### Short exercise:
Copy every entry precisely.

### Data records:
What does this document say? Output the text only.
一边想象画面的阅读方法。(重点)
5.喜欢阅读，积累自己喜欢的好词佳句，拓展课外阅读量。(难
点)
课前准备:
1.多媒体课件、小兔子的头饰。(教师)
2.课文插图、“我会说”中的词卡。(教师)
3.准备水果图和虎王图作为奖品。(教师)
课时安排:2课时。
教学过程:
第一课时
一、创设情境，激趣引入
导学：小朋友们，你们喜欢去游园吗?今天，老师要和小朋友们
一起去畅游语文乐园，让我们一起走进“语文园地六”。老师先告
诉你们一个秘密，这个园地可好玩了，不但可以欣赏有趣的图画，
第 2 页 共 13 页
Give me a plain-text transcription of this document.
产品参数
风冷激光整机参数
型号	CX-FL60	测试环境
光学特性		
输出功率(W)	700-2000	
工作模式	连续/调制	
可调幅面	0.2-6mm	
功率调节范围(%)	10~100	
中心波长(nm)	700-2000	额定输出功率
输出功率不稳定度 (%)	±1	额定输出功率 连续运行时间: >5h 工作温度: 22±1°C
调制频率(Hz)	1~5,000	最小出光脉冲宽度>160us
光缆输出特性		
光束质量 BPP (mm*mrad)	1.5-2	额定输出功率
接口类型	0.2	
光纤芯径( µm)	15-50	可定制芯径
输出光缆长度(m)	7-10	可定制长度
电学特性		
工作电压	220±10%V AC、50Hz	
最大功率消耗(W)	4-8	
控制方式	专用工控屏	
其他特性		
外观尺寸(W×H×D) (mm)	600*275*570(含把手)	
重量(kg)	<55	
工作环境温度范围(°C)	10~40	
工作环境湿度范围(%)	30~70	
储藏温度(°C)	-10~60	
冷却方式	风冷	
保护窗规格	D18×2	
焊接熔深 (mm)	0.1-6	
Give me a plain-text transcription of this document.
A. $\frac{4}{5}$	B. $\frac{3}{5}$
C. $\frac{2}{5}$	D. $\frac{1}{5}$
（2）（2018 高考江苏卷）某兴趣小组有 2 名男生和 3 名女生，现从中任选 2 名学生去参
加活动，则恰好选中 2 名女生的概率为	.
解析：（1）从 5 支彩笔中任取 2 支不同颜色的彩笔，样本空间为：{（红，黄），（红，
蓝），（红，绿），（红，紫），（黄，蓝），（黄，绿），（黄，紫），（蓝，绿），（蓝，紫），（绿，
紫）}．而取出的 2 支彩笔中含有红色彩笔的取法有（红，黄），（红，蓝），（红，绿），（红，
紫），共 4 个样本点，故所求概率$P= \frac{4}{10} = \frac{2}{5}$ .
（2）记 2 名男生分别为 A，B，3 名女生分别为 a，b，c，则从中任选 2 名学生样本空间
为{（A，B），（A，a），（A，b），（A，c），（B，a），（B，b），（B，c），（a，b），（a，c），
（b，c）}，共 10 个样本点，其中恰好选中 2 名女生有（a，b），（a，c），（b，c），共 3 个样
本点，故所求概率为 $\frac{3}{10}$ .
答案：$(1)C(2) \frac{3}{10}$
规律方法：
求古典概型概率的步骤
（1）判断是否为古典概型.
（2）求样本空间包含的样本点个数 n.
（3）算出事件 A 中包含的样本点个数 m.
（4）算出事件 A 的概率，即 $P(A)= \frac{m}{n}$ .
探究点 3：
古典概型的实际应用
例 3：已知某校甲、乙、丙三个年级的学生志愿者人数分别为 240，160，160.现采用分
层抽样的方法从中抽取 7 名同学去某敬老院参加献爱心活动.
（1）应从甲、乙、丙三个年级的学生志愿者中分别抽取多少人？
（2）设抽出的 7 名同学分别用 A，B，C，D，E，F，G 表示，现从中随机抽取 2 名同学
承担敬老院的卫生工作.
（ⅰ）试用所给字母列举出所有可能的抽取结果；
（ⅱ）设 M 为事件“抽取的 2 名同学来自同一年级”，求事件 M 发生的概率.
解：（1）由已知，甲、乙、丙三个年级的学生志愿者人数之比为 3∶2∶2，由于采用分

### Output for this exercise:
What does this document say? Output the text only.
一边想象画面的阅读方法。(重点)
5.喜欢阅读，积累自己喜欢的好词佳句，拓展课外阅读量。(难
点)
课前准备:
1.多媒体课件、小兔子的头饰。(教师)
2.课文插图、“我会说”中的词卡。(教师)
3.准备水果图和虎王图作为奖品。(教师)
课时安排:2课时。
教学过程:
第一课时
一、创设情境，激趣引入
导学：小朋友们，你们喜欢去游园吗?今天，老师要和小朋友们
一起去畅游语文乐园，让我们一起走进“语文园地六”。老师先告
诉你们一个秘密，这个园地可好玩了，不但可以欣赏有趣的图画，
第 2 页 共 13 页
Give me a plain-text transcription of this document.
产品参数
风冷激光整机参数
型号	CX-FL60	测试环境
光学特性		
输出功率(W)	700-2000	
工作模式	连续/调制	
可调幅面	0.2-6mm	
功率调节范围(%)	10~100	
中心波长(nm)	700-2000	额定输出功率
输出功率不稳定度 (%)	±1	额定输出功率 连续运行时间: >5h 工作温度: 22±1°C
调制频率(Hz)	1~5,000	最小出光脉冲宽度>160us
光缆输出特性		
光束质量 BPP (mm*mrad)	1.5-2	额定输出功率
接口类型	0.2	
光纤芯径( µm)	15-50	可定制芯径
输出光缆长度(m)	7-10	可定制长度
电学特性		
工作电压	220±10%V AC、50Hz	
最大功率消耗(W)	4-8	
控制方式	专用工控屏	
其他特性		
外观尺寸(W×H×D) (mm)	600*275*570(含把手)	
重量(kg)	<55	
工作环境温度范围(°C)	10~40	
工作环境湿度范围(%)	30~70	
储藏温度(°C)	-10~60	
冷却方式	风冷	
保护窗规格	D18×2	
焊接熔深 (mm)	0.1-6	
Give me a plain-text transcription of this document.
A. $\frac{4}{5}$	B. $\frac{3}{5}$
C. $\frac{2}{5}$	D. $\frac{1}{5}$
（2）（2018 高考江苏卷）某兴趣小组有 2 名男生和 3 名女生，现从中任选 2 名学生去参
加活动，则恰好选中 2 名女生的概率为	.
解析：（1）从 5 支彩笔中任取 2 支不同颜色的彩笔，样本空间为：{（红，黄），（红，
蓝），（红，绿），（红，紫），（黄，蓝），（黄，绿），（黄，紫），（蓝，绿），（蓝，紫），（绿，
紫）}．而取出的 2 支彩笔中含有红色彩笔的取法有（红，黄），（红，蓝），（红，绿），（红，
紫），共 4 个样本点，故所求概率$P= \frac{4}{10} = \frac{2}{5}$ .
（2）记 2 名男生分别为 A，B，3 名女生分别为 a，b，c，则从中任选 2 名学生样本空间
为{（A，B），（A，a），（A，b），（A，c），（B，a），（B，b），（B，c），（a，b），（a，c），
（b，c）}，共 10 个样本点，其中恰好选中 2 名女生有（a，b），（a，c），（b，c），共 3 个样
本点，故所求概率为 $\frac{3}{10}$ .
答案：$(1)C(2) \frac{3}{10}$
规律方法：
求古典概型概率的步骤
（1）判断是否为古典概型.
（2）求样本空间包含的样本点个数 n.
（3）算出事件 A 中包含的样本点个数 m.
（4）算出事件 A 的概率，即 $P(A)= \frac{m}{n}$ .
探究点 3：
古典概型的实际应用
例 3：已知某校甲、乙、丙三个年级的学生志愿者人数分别为 240，160，160.现采用分
层抽样的方法从中抽取 7 名同学去某敬老院参加献爱心活动.
（1）应从甲、乙、丙三个年级的学生志愿者中分别抽取多少人？
（2）设抽出的 7 名同学分别用 A，B，C，D，E，F，G 表示，现从中随机抽取 2 名同学
承担敬老院的卫生工作.
（ⅰ）试用所给字母列举出所有可能的抽取结果；
（ⅱ）设 M 为事件“抽取的 2 名同学来自同一年级”，求事件 M 发生的概率.
解：（1）由已知，甲、乙、丙三个年级的学生志愿者人数之比为 3∶2∶2，由于采用分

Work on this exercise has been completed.